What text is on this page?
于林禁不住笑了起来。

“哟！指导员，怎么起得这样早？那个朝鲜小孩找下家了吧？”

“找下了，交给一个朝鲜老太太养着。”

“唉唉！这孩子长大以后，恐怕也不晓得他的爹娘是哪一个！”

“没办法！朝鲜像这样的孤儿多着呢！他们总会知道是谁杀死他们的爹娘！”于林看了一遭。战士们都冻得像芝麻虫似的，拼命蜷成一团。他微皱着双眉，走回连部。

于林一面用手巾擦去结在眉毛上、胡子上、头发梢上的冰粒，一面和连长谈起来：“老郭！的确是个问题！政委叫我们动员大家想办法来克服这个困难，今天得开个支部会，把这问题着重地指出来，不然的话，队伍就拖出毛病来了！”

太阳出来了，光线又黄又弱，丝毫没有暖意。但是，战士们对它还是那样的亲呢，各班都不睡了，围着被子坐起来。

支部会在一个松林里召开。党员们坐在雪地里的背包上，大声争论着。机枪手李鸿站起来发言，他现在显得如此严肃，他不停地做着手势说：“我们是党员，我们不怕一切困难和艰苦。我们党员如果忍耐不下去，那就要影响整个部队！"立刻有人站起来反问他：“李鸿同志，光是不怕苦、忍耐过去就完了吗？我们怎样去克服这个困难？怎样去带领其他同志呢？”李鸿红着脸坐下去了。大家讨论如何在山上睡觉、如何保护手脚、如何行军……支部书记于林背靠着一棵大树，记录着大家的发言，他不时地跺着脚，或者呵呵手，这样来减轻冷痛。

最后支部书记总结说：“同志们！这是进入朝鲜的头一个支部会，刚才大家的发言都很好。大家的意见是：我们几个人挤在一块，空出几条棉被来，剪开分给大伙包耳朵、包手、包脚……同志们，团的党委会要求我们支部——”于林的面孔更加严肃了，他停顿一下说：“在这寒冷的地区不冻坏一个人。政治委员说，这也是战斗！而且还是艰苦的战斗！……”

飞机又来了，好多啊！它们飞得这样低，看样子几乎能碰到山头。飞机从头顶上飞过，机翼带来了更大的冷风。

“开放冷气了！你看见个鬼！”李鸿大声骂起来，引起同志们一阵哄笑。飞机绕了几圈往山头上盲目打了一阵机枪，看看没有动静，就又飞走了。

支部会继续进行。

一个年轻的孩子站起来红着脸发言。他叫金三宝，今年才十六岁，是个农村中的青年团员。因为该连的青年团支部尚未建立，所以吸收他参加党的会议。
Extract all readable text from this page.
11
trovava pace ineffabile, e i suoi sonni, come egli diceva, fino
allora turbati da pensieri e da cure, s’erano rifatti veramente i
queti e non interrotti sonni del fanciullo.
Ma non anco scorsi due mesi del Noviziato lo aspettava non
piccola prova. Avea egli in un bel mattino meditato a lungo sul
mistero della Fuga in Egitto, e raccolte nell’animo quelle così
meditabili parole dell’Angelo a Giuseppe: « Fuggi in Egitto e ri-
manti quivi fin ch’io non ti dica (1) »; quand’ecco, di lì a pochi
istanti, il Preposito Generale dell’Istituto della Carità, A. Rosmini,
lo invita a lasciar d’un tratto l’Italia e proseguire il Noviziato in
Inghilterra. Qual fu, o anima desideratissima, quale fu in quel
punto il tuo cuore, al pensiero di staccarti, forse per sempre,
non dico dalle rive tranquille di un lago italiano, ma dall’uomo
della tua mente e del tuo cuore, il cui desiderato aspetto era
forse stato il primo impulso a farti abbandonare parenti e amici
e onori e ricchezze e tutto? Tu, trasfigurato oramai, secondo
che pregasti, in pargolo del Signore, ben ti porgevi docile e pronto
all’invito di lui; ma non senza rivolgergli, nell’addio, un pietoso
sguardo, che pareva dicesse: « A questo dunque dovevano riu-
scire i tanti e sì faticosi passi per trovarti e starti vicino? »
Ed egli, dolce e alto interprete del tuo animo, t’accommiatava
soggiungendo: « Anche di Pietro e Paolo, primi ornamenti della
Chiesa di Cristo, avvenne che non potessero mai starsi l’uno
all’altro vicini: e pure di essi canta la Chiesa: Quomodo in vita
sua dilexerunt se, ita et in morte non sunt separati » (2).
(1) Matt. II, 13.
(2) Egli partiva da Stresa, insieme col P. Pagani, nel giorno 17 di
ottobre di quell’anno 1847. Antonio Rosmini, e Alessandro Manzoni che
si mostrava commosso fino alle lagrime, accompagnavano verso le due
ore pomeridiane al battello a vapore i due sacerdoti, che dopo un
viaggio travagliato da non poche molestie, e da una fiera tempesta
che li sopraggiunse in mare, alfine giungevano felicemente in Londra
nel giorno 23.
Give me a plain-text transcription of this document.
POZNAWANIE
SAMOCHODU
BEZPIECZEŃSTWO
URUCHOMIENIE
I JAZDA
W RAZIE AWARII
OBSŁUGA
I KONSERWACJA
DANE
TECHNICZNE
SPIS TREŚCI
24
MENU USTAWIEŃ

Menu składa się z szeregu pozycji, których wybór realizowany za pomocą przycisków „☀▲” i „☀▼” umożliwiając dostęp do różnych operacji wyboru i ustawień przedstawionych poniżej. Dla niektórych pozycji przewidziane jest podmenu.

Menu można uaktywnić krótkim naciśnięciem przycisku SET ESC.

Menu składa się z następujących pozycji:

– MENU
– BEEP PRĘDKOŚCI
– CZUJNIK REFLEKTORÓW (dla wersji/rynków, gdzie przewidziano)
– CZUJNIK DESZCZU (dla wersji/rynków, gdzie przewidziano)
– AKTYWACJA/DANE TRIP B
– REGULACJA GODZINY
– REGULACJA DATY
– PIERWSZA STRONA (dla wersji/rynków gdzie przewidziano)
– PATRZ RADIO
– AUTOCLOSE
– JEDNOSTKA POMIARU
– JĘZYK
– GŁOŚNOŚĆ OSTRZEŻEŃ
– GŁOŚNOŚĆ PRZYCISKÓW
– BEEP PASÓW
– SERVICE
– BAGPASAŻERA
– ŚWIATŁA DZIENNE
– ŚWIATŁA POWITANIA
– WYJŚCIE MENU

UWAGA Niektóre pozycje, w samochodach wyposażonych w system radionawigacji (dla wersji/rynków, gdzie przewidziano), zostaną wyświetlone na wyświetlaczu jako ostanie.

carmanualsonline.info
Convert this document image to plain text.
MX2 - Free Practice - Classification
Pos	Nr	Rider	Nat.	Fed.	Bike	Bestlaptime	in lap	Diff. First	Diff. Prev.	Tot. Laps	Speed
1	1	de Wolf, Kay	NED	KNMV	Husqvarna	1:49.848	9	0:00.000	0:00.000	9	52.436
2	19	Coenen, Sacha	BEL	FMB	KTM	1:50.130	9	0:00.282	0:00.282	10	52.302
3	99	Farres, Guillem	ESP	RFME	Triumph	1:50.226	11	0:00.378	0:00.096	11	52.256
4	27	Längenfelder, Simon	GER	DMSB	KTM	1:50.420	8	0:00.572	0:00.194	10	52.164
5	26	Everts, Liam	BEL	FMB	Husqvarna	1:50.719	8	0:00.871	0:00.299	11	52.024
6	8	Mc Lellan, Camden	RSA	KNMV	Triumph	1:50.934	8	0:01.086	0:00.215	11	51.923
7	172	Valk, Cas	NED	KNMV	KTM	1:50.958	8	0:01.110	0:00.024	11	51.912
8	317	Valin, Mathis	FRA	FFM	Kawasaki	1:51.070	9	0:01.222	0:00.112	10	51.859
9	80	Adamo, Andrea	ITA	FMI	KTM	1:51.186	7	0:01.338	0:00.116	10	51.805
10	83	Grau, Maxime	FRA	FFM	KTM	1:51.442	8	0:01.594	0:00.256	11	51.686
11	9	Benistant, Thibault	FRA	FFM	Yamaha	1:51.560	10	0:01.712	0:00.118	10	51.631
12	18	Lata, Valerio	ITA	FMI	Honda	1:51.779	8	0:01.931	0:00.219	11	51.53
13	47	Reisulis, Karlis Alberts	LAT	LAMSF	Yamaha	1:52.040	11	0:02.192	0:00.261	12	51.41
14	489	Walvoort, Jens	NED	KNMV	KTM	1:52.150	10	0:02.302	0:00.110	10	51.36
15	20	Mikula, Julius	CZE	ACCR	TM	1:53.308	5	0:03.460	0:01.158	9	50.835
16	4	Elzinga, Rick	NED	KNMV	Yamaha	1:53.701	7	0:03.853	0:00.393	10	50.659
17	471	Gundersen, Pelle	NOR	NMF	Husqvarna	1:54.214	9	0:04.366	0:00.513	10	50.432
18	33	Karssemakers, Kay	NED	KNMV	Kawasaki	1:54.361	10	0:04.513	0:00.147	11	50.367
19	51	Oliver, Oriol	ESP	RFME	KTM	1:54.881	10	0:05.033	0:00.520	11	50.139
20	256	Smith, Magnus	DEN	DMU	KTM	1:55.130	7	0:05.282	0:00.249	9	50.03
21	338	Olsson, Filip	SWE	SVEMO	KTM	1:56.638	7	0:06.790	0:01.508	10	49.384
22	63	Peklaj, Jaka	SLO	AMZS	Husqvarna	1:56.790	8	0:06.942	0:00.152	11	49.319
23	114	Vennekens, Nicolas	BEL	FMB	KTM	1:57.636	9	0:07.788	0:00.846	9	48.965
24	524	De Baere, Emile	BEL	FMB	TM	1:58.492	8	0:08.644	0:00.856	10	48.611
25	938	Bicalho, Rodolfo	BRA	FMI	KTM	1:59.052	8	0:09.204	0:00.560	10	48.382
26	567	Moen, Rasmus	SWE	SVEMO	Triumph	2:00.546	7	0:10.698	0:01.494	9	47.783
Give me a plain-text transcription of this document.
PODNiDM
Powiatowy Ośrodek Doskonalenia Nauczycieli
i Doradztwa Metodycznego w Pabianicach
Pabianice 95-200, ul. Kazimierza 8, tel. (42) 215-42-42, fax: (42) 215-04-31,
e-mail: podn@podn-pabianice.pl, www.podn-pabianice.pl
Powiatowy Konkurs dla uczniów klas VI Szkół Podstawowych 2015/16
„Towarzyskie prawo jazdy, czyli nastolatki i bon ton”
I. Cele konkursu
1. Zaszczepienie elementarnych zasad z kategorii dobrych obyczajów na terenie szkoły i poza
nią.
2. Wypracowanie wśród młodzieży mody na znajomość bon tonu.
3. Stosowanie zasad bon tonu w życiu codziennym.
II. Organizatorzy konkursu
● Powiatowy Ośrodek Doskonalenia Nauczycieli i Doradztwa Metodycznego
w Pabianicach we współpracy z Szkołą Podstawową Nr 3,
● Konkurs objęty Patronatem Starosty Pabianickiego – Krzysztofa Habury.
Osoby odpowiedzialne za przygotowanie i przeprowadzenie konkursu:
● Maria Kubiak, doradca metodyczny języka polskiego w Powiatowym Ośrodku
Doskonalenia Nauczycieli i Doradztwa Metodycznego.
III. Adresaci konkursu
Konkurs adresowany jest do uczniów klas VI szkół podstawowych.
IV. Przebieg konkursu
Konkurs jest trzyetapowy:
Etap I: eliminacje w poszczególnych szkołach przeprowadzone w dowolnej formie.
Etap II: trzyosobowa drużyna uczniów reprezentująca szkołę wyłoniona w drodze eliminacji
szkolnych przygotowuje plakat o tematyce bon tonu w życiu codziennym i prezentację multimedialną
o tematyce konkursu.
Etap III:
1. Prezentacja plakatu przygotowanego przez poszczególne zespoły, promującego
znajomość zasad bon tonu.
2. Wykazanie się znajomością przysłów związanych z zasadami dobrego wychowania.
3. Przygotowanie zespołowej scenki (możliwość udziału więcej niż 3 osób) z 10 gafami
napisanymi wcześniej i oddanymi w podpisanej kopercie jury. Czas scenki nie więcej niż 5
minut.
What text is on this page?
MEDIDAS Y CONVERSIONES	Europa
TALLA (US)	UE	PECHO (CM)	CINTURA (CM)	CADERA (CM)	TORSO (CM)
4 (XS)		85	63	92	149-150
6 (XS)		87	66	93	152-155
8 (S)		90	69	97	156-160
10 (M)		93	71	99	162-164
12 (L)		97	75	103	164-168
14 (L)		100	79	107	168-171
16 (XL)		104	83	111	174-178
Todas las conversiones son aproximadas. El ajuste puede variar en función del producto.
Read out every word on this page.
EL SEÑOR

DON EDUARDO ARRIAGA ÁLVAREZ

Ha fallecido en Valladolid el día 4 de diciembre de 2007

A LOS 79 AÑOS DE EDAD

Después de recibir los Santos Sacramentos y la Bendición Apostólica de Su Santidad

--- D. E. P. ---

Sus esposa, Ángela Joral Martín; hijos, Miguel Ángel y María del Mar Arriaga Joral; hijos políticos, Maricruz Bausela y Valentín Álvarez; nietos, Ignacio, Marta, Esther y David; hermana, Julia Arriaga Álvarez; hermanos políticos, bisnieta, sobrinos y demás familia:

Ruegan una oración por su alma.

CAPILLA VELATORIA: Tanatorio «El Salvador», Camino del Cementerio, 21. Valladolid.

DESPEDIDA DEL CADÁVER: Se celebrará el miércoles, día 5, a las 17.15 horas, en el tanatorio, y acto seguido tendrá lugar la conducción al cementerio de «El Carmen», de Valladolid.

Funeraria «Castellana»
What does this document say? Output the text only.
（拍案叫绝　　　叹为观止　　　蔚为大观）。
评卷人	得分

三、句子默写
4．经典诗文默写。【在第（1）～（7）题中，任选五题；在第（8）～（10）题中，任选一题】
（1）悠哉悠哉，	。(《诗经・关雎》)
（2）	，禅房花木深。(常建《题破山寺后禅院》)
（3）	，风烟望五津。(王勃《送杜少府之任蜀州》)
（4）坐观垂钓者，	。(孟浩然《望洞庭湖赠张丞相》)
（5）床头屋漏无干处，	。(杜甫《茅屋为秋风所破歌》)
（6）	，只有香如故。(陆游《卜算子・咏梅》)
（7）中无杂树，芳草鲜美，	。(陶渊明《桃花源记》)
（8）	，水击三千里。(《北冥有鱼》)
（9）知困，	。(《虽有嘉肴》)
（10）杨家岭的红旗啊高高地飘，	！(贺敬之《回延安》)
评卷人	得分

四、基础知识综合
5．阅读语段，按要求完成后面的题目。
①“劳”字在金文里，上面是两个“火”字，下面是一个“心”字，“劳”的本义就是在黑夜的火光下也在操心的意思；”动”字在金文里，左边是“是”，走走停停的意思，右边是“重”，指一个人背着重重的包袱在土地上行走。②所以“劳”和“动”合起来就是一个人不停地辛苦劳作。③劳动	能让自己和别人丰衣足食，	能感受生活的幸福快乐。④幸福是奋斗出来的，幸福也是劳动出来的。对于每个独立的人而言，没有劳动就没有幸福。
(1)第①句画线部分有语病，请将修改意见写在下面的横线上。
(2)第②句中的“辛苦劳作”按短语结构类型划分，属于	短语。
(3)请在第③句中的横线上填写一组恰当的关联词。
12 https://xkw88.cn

THE EXERCISE
Extract every line containing the string "fino" from the data above.

FULL SOLUTION
trovava pace ineffabile, e i suoi sonni, come egli diceva, fino
si mostrava commosso fino alle lagrime, accompagnavano verso le due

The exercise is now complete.